[REQUIRED TASK] Copy the material word for word, from its first line through the line with "feedback-link[interactable]: Feedback —", including both of those lines.

[DATA TO PROCESS]
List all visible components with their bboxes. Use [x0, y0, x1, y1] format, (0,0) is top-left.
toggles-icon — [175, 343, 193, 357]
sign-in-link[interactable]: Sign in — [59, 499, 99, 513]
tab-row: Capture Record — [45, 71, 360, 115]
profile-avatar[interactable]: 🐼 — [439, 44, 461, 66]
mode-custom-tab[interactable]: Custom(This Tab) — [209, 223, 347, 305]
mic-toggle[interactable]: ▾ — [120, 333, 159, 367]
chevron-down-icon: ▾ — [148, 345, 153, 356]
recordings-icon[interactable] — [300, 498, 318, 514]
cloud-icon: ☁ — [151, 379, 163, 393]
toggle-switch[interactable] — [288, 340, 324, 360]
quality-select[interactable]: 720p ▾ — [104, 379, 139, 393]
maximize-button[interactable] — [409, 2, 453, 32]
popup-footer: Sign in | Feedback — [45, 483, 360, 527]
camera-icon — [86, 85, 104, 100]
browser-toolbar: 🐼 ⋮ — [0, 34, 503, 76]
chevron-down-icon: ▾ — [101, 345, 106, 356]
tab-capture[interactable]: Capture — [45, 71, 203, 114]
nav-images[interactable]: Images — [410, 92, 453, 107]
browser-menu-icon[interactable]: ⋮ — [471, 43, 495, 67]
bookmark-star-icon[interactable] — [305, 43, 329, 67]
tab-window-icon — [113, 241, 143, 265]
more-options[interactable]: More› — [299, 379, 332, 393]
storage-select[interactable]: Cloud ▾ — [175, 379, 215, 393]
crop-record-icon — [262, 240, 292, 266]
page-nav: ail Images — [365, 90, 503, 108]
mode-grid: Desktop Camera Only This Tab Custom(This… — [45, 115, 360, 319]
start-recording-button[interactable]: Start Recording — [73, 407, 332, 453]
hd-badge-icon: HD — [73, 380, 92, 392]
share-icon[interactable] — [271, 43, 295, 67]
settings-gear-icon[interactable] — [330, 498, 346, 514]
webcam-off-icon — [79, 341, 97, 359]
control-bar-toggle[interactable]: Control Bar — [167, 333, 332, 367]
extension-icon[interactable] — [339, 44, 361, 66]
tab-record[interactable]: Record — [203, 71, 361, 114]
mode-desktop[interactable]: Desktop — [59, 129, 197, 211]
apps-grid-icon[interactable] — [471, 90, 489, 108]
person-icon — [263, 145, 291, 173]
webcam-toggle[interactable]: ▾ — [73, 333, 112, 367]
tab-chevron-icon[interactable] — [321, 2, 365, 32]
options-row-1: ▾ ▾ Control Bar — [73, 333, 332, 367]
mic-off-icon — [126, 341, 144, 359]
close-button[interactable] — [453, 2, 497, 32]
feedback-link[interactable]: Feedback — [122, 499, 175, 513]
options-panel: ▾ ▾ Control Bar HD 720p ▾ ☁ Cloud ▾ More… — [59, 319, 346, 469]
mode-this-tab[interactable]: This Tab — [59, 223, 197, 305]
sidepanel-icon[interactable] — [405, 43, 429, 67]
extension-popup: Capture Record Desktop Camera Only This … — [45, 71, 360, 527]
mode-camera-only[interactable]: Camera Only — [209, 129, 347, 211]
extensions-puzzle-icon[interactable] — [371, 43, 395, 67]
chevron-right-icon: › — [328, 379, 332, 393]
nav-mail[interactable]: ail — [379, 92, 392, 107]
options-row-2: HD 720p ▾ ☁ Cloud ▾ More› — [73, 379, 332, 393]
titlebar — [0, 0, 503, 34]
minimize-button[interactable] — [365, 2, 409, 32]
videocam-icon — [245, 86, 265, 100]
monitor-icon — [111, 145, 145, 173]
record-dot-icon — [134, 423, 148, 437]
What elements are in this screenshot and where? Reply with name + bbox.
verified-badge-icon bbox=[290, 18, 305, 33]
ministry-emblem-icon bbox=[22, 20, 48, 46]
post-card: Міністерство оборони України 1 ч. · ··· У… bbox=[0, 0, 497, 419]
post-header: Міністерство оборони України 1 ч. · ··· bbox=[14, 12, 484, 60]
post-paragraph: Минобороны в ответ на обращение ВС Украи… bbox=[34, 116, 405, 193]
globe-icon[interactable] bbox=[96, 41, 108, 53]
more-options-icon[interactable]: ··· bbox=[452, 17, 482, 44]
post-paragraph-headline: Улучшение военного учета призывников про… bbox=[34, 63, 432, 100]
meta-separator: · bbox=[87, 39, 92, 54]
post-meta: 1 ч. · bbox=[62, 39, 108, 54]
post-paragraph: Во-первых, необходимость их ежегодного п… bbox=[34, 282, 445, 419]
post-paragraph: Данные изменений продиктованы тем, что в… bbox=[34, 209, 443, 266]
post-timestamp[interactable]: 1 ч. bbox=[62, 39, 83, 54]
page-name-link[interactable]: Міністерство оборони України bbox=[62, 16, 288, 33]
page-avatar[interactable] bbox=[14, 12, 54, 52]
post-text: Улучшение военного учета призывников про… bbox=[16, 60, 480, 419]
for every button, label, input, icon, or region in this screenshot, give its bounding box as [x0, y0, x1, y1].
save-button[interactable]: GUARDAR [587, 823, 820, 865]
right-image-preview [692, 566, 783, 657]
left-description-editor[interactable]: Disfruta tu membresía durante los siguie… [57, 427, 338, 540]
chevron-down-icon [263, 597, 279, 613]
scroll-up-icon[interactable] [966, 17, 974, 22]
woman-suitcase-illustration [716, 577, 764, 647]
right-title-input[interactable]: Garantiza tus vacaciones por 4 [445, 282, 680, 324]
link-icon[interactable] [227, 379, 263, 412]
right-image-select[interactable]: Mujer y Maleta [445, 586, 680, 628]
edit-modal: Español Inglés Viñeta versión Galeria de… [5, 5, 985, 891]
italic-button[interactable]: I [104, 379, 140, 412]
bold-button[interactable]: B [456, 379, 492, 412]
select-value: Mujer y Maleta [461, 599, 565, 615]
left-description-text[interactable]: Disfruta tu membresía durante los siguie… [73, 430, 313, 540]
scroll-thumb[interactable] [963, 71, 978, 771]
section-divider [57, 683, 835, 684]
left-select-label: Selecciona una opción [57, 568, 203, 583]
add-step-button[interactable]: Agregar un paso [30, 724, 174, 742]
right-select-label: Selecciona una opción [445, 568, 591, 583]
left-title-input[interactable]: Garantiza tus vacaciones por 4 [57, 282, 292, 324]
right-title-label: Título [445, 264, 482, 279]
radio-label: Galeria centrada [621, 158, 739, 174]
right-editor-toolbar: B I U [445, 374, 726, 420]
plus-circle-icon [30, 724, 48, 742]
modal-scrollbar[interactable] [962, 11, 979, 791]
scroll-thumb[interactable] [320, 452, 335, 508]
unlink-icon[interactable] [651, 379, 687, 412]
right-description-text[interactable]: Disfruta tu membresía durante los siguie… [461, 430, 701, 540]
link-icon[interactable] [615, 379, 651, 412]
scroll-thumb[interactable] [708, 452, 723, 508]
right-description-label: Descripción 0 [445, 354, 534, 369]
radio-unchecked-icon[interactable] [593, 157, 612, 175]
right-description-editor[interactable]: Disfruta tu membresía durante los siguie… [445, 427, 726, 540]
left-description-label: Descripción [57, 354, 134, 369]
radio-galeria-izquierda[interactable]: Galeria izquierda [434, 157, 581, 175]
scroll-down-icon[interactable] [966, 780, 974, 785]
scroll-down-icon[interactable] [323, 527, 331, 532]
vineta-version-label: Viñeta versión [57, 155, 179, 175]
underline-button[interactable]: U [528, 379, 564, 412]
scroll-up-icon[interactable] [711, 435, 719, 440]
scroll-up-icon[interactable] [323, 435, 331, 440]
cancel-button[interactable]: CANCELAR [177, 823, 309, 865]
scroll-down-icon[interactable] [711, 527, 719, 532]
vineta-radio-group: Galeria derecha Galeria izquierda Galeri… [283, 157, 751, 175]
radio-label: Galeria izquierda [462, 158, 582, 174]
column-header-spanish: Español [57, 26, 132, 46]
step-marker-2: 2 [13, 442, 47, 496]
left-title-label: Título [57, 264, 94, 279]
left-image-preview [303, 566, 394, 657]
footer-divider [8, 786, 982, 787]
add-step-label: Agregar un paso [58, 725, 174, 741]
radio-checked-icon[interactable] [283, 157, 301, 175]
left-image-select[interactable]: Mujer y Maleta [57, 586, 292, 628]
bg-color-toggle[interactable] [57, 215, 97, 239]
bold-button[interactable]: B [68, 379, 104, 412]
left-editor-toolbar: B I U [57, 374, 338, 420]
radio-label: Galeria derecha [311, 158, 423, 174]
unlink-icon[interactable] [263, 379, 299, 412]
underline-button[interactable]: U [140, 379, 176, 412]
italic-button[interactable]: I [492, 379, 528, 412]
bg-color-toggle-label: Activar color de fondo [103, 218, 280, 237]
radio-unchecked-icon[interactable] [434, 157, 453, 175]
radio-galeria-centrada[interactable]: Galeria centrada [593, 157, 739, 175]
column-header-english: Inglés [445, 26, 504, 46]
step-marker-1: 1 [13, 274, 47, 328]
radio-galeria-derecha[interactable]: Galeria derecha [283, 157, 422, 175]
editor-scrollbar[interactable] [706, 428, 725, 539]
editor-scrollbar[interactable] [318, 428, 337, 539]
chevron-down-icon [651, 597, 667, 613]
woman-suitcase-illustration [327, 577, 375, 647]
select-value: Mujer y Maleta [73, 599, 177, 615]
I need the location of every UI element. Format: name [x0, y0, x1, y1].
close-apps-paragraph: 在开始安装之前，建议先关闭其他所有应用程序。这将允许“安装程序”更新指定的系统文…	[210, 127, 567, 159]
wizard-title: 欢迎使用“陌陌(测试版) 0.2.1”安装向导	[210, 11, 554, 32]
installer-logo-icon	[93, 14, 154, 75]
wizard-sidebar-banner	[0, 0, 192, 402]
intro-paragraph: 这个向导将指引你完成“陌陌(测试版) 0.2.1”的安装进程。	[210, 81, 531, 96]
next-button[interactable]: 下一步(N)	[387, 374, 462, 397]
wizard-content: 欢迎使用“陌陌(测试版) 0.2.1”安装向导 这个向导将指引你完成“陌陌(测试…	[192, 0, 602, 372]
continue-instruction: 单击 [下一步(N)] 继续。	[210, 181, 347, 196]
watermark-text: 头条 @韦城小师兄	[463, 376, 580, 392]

[IN RESPONSE]
List all visible components with their bboxes. Use [x0, y0, x1, y1] format, (0,0) is top-left.
toggles-icon — [175, 343, 193, 357]
sign-in-link[interactable]: Sign in — [59, 499, 99, 513]
tab-row: Capture Record — [45, 71, 360, 115]
profile-avatar[interactable]: 🐼 — [439, 44, 461, 66]
mode-custom-tab[interactable]: Custom(This Tab) — [209, 223, 347, 305]
mic-toggle[interactable]: ▾ — [120, 333, 159, 367]
chevron-down-icon: ▾ — [148, 345, 153, 356]
recordings-icon[interactable] — [300, 498, 318, 514]
cloud-icon: ☁ — [151, 379, 163, 393]
toggle-switch[interactable] — [288, 340, 324, 360]
quality-select[interactable]: 720p ▾ — [104, 379, 139, 393]
maximize-button[interactable] — [409, 2, 453, 32]
popup-footer: Sign in | Feedback — [45, 483, 360, 527]
camera-icon — [86, 85, 104, 100]
browser-toolbar: 🐼 ⋮ — [0, 34, 503, 76]
chevron-down-icon: ▾ — [101, 345, 106, 356]
tab-capture[interactable]: Capture — [45, 71, 203, 114]
nav-images[interactable]: Images — [410, 92, 453, 107]
browser-menu-icon[interactable]: ⋮ — [471, 43, 495, 67]
bookmark-star-icon[interactable] — [305, 43, 329, 67]
tab-window-icon — [113, 241, 143, 265]
more-options[interactable]: More› — [299, 379, 332, 393]
storage-select[interactable]: Cloud ▾ — [175, 379, 215, 393]
crop-record-icon — [262, 240, 292, 266]
page-nav: ail Images — [365, 90, 503, 108]
mode-grid: Desktop Camera Only This Tab Custom(This… — [45, 115, 360, 319]
start-recording-button[interactable]: Start Recording — [73, 407, 332, 453]
hd-badge-icon: HD — [73, 380, 92, 392]
share-icon[interactable] — [271, 43, 295, 67]
settings-gear-icon[interactable] — [330, 498, 346, 514]
webcam-off-icon — [79, 341, 97, 359]
control-bar-toggle[interactable]: Control Bar — [167, 333, 332, 367]
extension-icon[interactable] — [339, 44, 361, 66]
tab-record[interactable]: Record — [203, 71, 361, 114]
mode-desktop[interactable]: Desktop — [59, 129, 197, 211]
apps-grid-icon[interactable] — [471, 90, 489, 108]
person-icon — [263, 145, 291, 173]
webcam-toggle[interactable]: ▾ — [73, 333, 112, 367]
tab-chevron-icon[interactable] — [321, 2, 365, 32]
options-row-1: ▾ ▾ Control Bar — [73, 333, 332, 367]
mic-off-icon — [126, 341, 144, 359]
close-button[interactable] — [453, 2, 497, 32]
feedback-link[interactable]: Feedback — [122, 499, 175, 513]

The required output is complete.